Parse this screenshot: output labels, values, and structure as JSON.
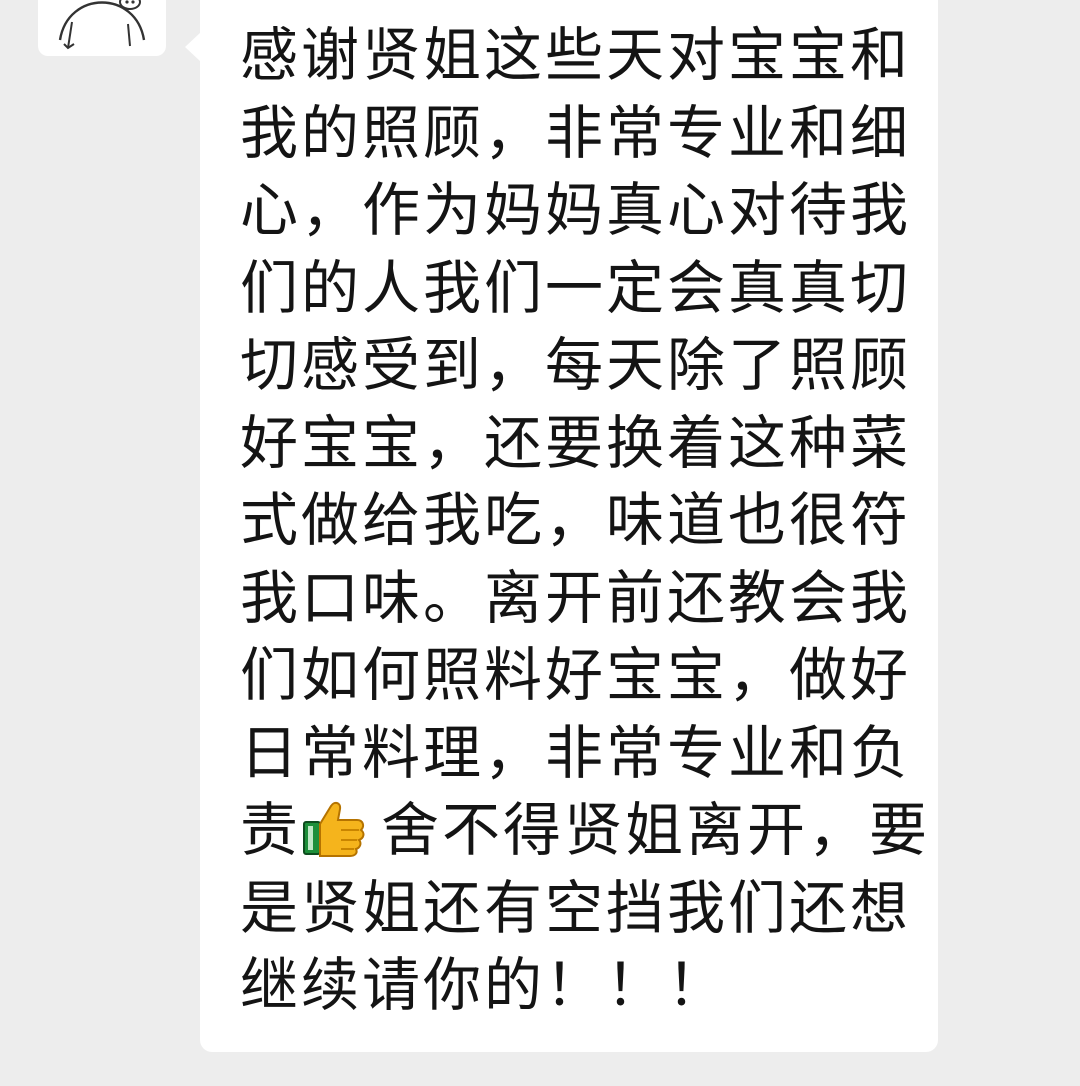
{
  "chat": {
    "avatar_icon": "pig-doodle-icon",
    "message": {
      "lines": [
        "感谢贤姐这些天对宝宝和",
        "我的照顾，非常专业和细",
        "心，作为妈妈真心对待我",
        "们的人我们一定会真真切",
        "切感受到，每天除了照顾",
        "好宝宝，还要换着这种菜",
        "式做给我吃，味道也很符",
        "我口味。离开前还教会我",
        "们如何照料好宝宝，做好",
        "日常料理，非常专业和负",
        "舍不得贤姐离开，要",
        "是贤姐还有空挡我们还想",
        "继续请你的！！！"
      ],
      "line11_prefix": "责",
      "emoji_icon": "thumbs-up-icon"
    }
  },
  "colors": {
    "background": "#ededed",
    "bubble": "#ffffff",
    "text": "#141414"
  }
}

▶ [YOUR TASK]:
Output all the records, word for word, with no pictures in the copy.

▶ [SOLUTION TO THIS PROBLEM]:
Parse this screenshot: output labels, values, and structure as JSON.
{
  "chat": {
    "avatar_icon": "pig-doodle-icon",
    "message": {
      "lines": [
        "感谢贤姐这些天对宝宝和",
        "我的照顾，非常专业和细",
        "心，作为妈妈真心对待我",
        "们的人我们一定会真真切",
        "切感受到，每天除了照顾",
        "好宝宝，还要换着这种菜",
        "式做给我吃，味道也很符",
        "我口味。离开前还教会我",
        "们如何照料好宝宝，做好",
        "日常料理，非常专业和负",
        "舍不得贤姐离开，要",
        "是贤姐还有空挡我们还想",
        "继续请你的！！！"
      ],
      "line11_prefix": "责",
      "emoji_icon": "thumbs-up-icon"
    }
  },
  "colors": {
    "background": "#ededed",
    "bubble": "#ffffff",
    "text": "#141414"
  }
}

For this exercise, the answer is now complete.